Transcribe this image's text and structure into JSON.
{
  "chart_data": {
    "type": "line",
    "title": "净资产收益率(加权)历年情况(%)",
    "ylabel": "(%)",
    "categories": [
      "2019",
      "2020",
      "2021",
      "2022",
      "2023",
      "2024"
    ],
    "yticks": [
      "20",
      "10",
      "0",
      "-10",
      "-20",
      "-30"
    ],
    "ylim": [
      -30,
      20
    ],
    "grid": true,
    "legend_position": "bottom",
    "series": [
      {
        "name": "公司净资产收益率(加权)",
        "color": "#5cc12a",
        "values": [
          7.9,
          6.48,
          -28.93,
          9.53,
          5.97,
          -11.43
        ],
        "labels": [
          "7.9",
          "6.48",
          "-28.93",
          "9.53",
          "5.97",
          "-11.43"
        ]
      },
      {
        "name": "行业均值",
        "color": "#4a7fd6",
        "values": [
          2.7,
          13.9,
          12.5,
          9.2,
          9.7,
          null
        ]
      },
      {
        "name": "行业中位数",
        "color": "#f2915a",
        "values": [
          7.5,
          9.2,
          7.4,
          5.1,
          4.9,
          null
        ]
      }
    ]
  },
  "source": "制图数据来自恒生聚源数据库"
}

--------------------------------

Using the data above, print every record exactly as shown.

• _The completed task_:
Transcribe this image's text and structure into JSON.
{
  "chart_data": {
    "type": "line",
    "title": "净资产收益率(加权)历年情况(%)",
    "ylabel": "(%)",
    "categories": [
      "2019",
      "2020",
      "2021",
      "2022",
      "2023",
      "2024"
    ],
    "yticks": [
      "20",
      "10",
      "0",
      "-10",
      "-20",
      "-30"
    ],
    "ylim": [
      -30,
      20
    ],
    "grid": true,
    "legend_position": "bottom",
    "series": [
      {
        "name": "公司净资产收益率(加权)",
        "color": "#5cc12a",
        "values": [
          7.9,
          6.48,
          -28.93,
          9.53,
          5.97,
          -11.43
        ],
        "labels": [
          "7.9",
          "6.48",
          "-28.93",
          "9.53",
          "5.97",
          "-11.43"
        ]
      },
      {
        "name": "行业均值",
        "color": "#4a7fd6",
        "values": [
          2.7,
          13.9,
          12.5,
          9.2,
          9.7,
          null
        ]
      },
      {
        "name": "行业中位数",
        "color": "#f2915a",
        "values": [
          7.5,
          9.2,
          7.4,
          5.1,
          4.9,
          null
        ]
      }
    ]
  },
  "source": "制图数据来自恒生聚源数据库"
}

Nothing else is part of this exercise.